>> Begin Data for the task

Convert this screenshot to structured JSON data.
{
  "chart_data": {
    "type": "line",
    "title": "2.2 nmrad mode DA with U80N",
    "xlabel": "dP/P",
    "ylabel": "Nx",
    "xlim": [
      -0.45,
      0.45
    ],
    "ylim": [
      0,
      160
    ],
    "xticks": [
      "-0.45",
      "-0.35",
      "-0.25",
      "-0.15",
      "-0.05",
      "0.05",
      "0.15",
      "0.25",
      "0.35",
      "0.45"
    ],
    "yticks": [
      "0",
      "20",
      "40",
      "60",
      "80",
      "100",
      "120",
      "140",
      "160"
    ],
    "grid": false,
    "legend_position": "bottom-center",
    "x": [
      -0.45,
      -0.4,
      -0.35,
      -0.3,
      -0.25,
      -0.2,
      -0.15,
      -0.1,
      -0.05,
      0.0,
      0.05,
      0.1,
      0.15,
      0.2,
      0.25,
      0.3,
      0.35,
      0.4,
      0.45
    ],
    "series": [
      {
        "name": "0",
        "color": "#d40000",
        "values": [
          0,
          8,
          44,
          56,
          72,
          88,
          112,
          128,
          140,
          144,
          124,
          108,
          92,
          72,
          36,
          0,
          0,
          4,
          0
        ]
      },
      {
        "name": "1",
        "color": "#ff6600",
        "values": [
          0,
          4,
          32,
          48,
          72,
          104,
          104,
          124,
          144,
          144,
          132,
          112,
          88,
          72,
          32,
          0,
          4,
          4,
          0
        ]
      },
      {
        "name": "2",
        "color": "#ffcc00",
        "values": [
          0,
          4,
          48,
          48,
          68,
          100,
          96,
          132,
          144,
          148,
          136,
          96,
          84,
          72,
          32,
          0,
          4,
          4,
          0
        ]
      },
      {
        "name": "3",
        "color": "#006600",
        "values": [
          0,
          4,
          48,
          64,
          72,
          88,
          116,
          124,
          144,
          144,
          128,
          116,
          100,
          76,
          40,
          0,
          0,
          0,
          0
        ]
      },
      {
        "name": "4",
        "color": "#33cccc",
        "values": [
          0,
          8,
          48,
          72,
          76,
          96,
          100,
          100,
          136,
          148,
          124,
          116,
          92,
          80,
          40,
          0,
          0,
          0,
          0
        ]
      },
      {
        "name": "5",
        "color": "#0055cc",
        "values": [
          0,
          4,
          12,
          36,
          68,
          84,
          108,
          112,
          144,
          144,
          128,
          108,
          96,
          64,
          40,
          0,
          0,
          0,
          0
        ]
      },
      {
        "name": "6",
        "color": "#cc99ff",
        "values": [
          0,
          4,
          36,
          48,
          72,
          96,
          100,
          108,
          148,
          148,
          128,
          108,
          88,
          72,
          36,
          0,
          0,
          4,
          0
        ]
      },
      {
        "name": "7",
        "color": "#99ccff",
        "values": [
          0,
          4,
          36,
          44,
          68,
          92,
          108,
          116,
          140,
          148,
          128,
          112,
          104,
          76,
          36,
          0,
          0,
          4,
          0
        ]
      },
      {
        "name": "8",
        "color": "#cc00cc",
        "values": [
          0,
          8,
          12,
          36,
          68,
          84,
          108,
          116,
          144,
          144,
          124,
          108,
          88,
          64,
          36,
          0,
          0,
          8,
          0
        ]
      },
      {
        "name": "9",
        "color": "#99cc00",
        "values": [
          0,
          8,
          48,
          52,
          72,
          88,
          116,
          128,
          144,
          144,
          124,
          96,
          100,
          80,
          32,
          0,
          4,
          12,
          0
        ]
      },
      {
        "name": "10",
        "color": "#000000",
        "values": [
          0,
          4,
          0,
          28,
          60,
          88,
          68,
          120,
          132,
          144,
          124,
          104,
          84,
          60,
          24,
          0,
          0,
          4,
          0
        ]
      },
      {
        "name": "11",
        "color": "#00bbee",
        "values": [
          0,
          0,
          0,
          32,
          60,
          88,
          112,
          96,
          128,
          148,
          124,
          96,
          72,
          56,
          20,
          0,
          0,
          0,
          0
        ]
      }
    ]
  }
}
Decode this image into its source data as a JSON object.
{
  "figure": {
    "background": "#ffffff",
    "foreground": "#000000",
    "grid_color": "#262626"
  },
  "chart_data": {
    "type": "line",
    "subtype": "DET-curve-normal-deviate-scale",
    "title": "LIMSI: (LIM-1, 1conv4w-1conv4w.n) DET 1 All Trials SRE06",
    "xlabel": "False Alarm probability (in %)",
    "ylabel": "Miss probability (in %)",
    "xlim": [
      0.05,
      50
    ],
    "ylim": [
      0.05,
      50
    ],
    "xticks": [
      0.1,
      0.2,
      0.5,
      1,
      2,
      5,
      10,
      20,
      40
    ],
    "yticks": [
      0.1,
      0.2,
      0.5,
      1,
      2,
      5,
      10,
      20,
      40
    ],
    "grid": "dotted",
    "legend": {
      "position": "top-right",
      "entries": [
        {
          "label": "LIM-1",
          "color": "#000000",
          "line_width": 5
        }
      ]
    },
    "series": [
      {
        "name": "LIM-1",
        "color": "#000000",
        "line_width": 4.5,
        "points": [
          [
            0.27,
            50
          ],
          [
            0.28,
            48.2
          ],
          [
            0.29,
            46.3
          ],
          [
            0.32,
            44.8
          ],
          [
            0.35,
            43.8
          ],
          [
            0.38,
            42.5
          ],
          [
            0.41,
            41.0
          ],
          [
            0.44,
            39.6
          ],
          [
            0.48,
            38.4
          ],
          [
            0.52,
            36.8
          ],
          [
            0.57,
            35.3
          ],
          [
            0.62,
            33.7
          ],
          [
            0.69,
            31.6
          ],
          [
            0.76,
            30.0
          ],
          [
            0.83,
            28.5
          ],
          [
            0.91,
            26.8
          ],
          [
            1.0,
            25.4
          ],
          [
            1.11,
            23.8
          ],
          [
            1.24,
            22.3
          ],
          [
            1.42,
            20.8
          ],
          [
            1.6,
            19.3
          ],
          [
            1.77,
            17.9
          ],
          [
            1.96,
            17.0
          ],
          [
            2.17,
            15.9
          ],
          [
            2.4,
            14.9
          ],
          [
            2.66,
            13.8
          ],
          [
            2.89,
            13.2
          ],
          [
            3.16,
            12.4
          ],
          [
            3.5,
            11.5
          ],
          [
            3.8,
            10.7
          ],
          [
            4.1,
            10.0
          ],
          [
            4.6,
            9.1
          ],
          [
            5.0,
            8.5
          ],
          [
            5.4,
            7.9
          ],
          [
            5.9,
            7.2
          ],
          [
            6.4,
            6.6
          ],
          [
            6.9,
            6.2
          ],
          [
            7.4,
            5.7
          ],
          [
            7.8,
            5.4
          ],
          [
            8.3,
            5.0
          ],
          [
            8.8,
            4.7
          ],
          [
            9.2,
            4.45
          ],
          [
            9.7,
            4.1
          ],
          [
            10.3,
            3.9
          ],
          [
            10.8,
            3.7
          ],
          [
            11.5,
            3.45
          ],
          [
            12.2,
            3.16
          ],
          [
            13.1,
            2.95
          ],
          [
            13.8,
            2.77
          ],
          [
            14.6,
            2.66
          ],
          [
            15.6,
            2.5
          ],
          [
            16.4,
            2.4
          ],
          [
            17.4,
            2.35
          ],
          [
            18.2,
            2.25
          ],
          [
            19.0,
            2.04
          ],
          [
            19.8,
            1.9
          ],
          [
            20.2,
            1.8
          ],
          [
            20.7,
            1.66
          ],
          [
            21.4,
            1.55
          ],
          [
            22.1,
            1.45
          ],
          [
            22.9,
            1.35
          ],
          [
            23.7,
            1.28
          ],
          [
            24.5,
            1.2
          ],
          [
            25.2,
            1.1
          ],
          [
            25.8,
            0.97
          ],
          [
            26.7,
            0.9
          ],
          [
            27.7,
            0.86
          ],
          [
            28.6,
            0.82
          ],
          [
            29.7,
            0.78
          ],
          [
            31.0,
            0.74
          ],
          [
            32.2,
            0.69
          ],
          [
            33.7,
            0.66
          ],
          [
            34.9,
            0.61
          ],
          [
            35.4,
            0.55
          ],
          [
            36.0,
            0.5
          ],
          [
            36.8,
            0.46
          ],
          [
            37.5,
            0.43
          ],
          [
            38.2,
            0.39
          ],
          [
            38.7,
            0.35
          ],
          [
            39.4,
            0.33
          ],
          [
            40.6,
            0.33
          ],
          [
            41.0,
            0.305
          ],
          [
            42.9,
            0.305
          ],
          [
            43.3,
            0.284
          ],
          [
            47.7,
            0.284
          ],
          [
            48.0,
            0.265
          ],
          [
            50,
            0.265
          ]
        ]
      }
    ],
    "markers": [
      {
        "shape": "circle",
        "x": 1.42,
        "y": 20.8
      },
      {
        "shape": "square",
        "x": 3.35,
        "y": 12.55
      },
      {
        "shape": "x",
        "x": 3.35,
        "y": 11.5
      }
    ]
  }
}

>> End Data for the task

*Challenge:* Return every line in the listing that contains the word "ylabel".

*Written response:*
    "ylabel": "Nx",
    "ylabel": "Miss probability (in %)",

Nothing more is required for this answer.